AIM :: Please pull out each line in the records below that contains the word "intro", and copy those lines in full.

• • • •

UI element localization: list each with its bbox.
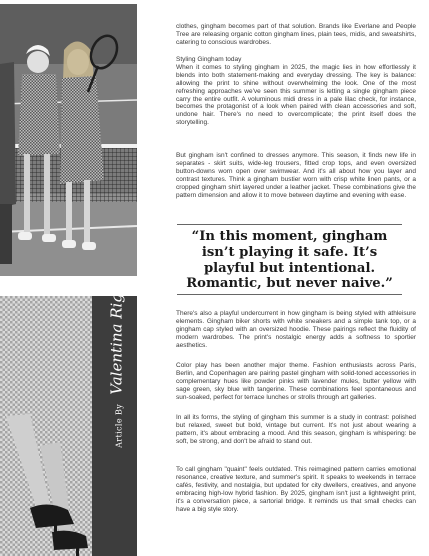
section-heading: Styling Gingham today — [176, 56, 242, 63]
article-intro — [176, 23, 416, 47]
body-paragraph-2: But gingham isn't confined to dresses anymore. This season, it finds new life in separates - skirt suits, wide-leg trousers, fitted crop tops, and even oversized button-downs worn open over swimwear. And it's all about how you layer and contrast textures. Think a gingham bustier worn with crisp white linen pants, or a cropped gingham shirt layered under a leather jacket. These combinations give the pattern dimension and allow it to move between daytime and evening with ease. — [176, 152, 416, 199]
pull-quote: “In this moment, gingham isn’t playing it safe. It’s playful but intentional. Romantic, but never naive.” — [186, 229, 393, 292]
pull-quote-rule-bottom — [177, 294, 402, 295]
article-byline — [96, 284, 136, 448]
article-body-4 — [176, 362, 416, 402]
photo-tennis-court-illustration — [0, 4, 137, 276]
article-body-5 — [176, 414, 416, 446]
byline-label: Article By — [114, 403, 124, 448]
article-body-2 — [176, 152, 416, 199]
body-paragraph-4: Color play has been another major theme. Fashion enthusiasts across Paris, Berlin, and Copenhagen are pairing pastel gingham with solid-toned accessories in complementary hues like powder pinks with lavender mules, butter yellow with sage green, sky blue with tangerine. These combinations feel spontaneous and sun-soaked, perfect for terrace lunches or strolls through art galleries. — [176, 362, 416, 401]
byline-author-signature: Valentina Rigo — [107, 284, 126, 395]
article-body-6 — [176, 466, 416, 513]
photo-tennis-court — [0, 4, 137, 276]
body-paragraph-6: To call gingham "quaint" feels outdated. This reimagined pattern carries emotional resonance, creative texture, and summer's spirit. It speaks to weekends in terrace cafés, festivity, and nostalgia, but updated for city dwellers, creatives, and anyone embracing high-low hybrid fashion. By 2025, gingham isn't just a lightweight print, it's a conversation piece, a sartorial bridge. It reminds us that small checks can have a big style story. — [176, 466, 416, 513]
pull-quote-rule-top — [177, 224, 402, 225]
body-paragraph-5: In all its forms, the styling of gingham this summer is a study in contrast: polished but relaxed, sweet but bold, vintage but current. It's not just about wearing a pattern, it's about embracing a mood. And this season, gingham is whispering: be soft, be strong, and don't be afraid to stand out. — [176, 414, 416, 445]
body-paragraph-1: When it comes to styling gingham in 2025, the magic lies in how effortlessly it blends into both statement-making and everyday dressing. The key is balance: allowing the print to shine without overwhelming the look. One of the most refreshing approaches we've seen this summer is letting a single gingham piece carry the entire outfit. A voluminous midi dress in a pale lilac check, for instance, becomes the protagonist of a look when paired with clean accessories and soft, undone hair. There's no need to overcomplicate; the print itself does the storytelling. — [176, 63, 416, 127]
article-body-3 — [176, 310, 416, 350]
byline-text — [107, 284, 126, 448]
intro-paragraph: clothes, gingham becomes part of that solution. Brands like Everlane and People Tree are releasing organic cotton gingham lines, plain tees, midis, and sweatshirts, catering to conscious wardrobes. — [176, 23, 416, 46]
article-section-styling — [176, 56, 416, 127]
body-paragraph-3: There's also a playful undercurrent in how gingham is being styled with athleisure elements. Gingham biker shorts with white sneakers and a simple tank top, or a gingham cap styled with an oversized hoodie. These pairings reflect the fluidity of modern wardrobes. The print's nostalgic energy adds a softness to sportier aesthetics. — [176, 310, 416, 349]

• • • •

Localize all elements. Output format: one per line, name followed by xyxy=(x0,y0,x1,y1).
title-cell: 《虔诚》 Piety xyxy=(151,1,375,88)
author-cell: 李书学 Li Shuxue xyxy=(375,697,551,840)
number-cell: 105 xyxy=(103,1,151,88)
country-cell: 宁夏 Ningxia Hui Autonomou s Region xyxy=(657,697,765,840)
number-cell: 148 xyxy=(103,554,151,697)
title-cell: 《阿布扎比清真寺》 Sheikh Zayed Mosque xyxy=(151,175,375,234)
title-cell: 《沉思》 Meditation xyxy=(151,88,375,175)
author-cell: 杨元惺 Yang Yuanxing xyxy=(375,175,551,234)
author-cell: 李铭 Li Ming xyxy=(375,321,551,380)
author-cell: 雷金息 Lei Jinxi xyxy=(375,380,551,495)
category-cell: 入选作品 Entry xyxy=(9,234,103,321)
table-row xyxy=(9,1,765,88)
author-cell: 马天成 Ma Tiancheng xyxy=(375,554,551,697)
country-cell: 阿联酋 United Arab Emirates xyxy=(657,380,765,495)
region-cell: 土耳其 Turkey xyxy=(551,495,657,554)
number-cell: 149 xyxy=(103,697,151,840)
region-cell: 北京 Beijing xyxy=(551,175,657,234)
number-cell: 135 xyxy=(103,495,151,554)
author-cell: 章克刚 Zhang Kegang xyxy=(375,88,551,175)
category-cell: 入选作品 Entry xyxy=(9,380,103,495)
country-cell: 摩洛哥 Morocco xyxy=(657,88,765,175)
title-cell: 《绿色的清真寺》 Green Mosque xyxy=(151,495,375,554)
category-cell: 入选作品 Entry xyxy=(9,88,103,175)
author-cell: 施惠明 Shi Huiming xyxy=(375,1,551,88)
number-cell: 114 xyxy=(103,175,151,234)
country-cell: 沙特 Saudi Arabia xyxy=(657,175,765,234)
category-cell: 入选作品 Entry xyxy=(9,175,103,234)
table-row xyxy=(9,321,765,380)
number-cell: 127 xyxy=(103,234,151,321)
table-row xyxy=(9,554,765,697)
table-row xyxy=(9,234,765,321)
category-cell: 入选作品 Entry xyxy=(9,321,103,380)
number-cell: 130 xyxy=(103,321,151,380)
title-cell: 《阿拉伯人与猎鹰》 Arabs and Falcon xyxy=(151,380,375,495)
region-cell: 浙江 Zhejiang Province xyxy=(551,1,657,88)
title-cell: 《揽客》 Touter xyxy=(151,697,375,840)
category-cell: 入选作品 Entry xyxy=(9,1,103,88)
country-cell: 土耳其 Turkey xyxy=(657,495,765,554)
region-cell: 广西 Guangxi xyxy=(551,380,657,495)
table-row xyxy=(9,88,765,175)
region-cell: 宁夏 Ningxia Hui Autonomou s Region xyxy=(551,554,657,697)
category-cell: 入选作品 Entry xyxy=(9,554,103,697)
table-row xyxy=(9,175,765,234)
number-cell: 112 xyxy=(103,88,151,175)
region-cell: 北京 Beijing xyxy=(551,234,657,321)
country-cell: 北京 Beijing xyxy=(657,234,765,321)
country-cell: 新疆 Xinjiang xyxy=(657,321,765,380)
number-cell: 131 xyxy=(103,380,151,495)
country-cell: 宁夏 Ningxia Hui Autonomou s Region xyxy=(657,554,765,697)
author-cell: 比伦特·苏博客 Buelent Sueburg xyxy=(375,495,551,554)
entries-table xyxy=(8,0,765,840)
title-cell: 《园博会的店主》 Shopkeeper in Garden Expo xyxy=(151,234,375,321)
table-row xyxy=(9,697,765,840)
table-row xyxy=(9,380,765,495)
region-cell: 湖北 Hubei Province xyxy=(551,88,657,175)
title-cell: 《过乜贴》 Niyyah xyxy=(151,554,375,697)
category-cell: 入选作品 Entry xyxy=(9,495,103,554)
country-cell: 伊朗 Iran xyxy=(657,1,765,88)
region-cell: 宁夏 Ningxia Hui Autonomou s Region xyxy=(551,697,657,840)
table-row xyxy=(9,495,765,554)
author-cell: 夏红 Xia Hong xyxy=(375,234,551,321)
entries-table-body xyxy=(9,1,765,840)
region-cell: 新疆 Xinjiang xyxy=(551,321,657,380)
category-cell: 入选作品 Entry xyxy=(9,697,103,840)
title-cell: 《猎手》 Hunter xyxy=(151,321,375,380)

• • • •

TASK OUTPUT ::
article-intro — [176, 23, 416, 47]
intro-paragraph: clothes, gingham becomes part of that solution. Brands like Everlane and People Tree are releasing organic cotton gingham lines, plain tees, midis, and sweatshirts, catering to conscious wardrobes. — [176, 23, 416, 46]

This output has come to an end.